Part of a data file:
+++

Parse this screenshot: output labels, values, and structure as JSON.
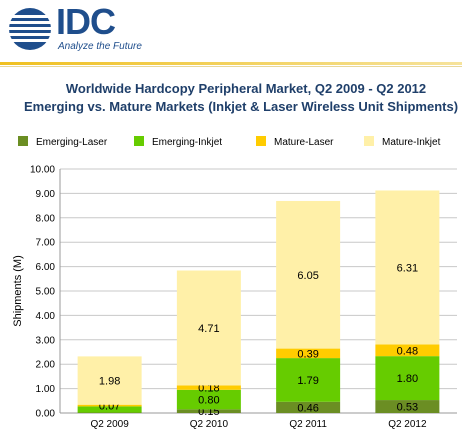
{
  "logo": {
    "text": "IDC",
    "tagline": "Analyze the Future"
  },
  "chart_data": {
    "type": "bar",
    "stacked": true,
    "title": "Worldwide Hardcopy Peripheral Market, Q2 2009 - Q2 2012",
    "subtitle": "Emerging vs. Mature Markets (Inkjet & Laser Wireless Unit Shipments)",
    "xlabel": "",
    "ylabel": "Shipments (M)",
    "ylim": [
      0,
      10
    ],
    "yticks": [
      "0.00",
      "1.00",
      "2.00",
      "3.00",
      "4.00",
      "5.00",
      "6.00",
      "7.00",
      "8.00",
      "9.00",
      "10.00"
    ],
    "categories": [
      "Q2 2009",
      "Q2 2010",
      "Q2 2011",
      "Q2 2012"
    ],
    "legend_position": "top",
    "series": [
      {
        "name": "Emerging-Laser",
        "color": "#6b8e23",
        "values": [
          0.02,
          0.15,
          0.46,
          0.53
        ],
        "labels": [
          "",
          "0.15",
          "0.46",
          "0.53"
        ]
      },
      {
        "name": "Emerging-Inkjet",
        "color": "#66cc00",
        "values": [
          0.25,
          0.8,
          1.79,
          1.8
        ],
        "labels": [
          "",
          "0.80",
          "1.79",
          "1.80"
        ]
      },
      {
        "name": "Mature-Laser",
        "color": "#ffcc00",
        "values": [
          0.07,
          0.18,
          0.39,
          0.48
        ],
        "labels": [
          "0.07",
          "0.18",
          "0.39",
          "0.48"
        ]
      },
      {
        "name": "Mature-Inkjet",
        "color": "#fff0a8",
        "values": [
          1.98,
          4.71,
          6.05,
          6.31
        ],
        "labels": [
          "1.98",
          "4.71",
          "6.05",
          "6.31"
        ]
      }
    ]
  }
}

+++

◆ DIRECTIVE
The lines above form a set of records; determine how many of them contain the string "name" and give that number alone.

◆ FULL RESPONSE
4